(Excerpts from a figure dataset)
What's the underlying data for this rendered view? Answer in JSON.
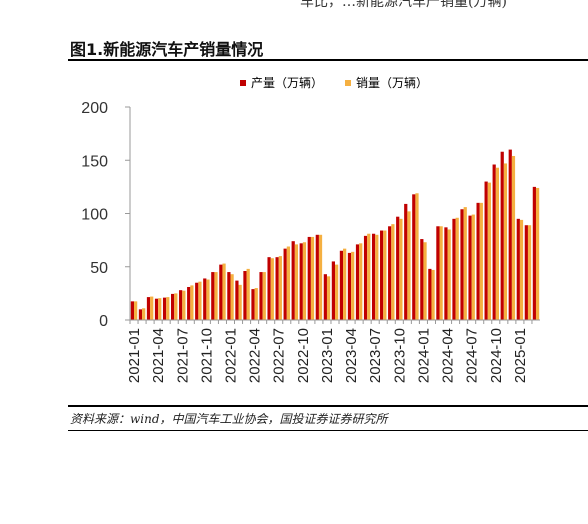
{
  "header_fragment": "车比，…新能源汽车产销量(万辆)",
  "figure_title": "图1.新能源汽车产销量情况",
  "source_note": "资料来源：wind，中国汽车工业协会，国投证券证券研究所",
  "colors": {
    "production": "#c00000",
    "sales": "#f5b041"
  },
  "chart_data": {
    "type": "bar",
    "title": "",
    "xlabel": "",
    "ylabel": "",
    "ylim": [
      0,
      200
    ],
    "yticks": [
      0,
      50,
      100,
      150,
      200
    ],
    "grid": false,
    "legend_position": "top",
    "x_tick_labels": [
      "2021-01",
      "2021-04",
      "2021-07",
      "2021-10",
      "2022-01",
      "2022-04",
      "2022-07",
      "2022-10",
      "2023-01",
      "2023-04",
      "2023-07",
      "2023-10",
      "2024-01",
      "2024-04",
      "2024-07",
      "2024-10",
      "2025-01"
    ],
    "categories": [
      "2021-01",
      "2021-02",
      "2021-03",
      "2021-04",
      "2021-05",
      "2021-06",
      "2021-07",
      "2021-08",
      "2021-09",
      "2021-10",
      "2021-11",
      "2021-12",
      "2022-01",
      "2022-02",
      "2022-03",
      "2022-04",
      "2022-05",
      "2022-06",
      "2022-07",
      "2022-08",
      "2022-09",
      "2022-10",
      "2022-11",
      "2022-12",
      "2023-01",
      "2023-02",
      "2023-03",
      "2023-04",
      "2023-05",
      "2023-06",
      "2023-07",
      "2023-08",
      "2023-09",
      "2023-10",
      "2023-11",
      "2023-12",
      "2024-01",
      "2024-02",
      "2024-03",
      "2024-04",
      "2024-05",
      "2024-06",
      "2024-07",
      "2024-08",
      "2024-09",
      "2024-10",
      "2024-11",
      "2024-12",
      "2025-01",
      "2025-02",
      "2025-03"
    ],
    "series": [
      {
        "name": "产量（万辆）",
        "values": [
          17.5,
          10,
          21.5,
          20,
          21,
          24.5,
          28,
          31,
          35,
          39,
          45,
          52,
          45,
          37,
          46,
          29,
          45,
          59,
          59,
          67,
          74,
          72,
          78,
          80,
          43,
          55,
          65,
          63,
          71,
          79,
          81,
          84,
          88,
          97,
          109,
          118,
          76,
          48,
          88,
          87,
          95,
          104,
          98,
          110,
          130,
          146,
          158,
          160,
          95,
          89,
          125
        ]
      },
      {
        "name": "销量（万辆）",
        "values": [
          17.5,
          11,
          22,
          20.5,
          21.5,
          25,
          27.5,
          32.5,
          36,
          38,
          45,
          53,
          43,
          33,
          48,
          30,
          45,
          58,
          60,
          69,
          71,
          73,
          78,
          80,
          41,
          52,
          67,
          64,
          72,
          81,
          80,
          84,
          90,
          95,
          102,
          119,
          73,
          47,
          88,
          85,
          96,
          106,
          99,
          110,
          129,
          143,
          147,
          154,
          94,
          89,
          124
        ]
      }
    ]
  }
}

Your task | Output all of the entries verbatim, leaving out any images.

Complete answer |
What's the underlying data for this rendered view? Answer in JSON.
{
  "header_fragment": "车比，…新能源汽车产销量(万辆)",
  "figure_title": "图1.新能源汽车产销量情况",
  "source_note": "资料来源：wind，中国汽车工业协会，国投证券证券研究所",
  "colors": {
    "production": "#c00000",
    "sales": "#f5b041"
  },
  "chart_data": {
    "type": "bar",
    "title": "",
    "xlabel": "",
    "ylabel": "",
    "ylim": [
      0,
      200
    ],
    "yticks": [
      0,
      50,
      100,
      150,
      200
    ],
    "grid": false,
    "legend_position": "top",
    "x_tick_labels": [
      "2021-01",
      "2021-04",
      "2021-07",
      "2021-10",
      "2022-01",
      "2022-04",
      "2022-07",
      "2022-10",
      "2023-01",
      "2023-04",
      "2023-07",
      "2023-10",
      "2024-01",
      "2024-04",
      "2024-07",
      "2024-10",
      "2025-01"
    ],
    "categories": [
      "2021-01",
      "2021-02",
      "2021-03",
      "2021-04",
      "2021-05",
      "2021-06",
      "2021-07",
      "2021-08",
      "2021-09",
      "2021-10",
      "2021-11",
      "2021-12",
      "2022-01",
      "2022-02",
      "2022-03",
      "2022-04",
      "2022-05",
      "2022-06",
      "2022-07",
      "2022-08",
      "2022-09",
      "2022-10",
      "2022-11",
      "2022-12",
      "2023-01",
      "2023-02",
      "2023-03",
      "2023-04",
      "2023-05",
      "2023-06",
      "2023-07",
      "2023-08",
      "2023-09",
      "2023-10",
      "2023-11",
      "2023-12",
      "2024-01",
      "2024-02",
      "2024-03",
      "2024-04",
      "2024-05",
      "2024-06",
      "2024-07",
      "2024-08",
      "2024-09",
      "2024-10",
      "2024-11",
      "2024-12",
      "2025-01",
      "2025-02",
      "2025-03"
    ],
    "series": [
      {
        "name": "产量（万辆）",
        "values": [
          17.5,
          10,
          21.5,
          20,
          21,
          24.5,
          28,
          31,
          35,
          39,
          45,
          52,
          45,
          37,
          46,
          29,
          45,
          59,
          59,
          67,
          74,
          72,
          78,
          80,
          43,
          55,
          65,
          63,
          71,
          79,
          81,
          84,
          88,
          97,
          109,
          118,
          76,
          48,
          88,
          87,
          95,
          104,
          98,
          110,
          130,
          146,
          158,
          160,
          95,
          89,
          125
        ]
      },
      {
        "name": "销量（万辆）",
        "values": [
          17.5,
          11,
          22,
          20.5,
          21.5,
          25,
          27.5,
          32.5,
          36,
          38,
          45,
          53,
          43,
          33,
          48,
          30,
          45,
          58,
          60,
          69,
          71,
          73,
          78,
          80,
          41,
          52,
          67,
          64,
          72,
          81,
          80,
          84,
          90,
          95,
          102,
          119,
          73,
          47,
          88,
          85,
          96,
          106,
          99,
          110,
          129,
          143,
          147,
          154,
          94,
          89,
          124
        ]
      }
    ]
  }
}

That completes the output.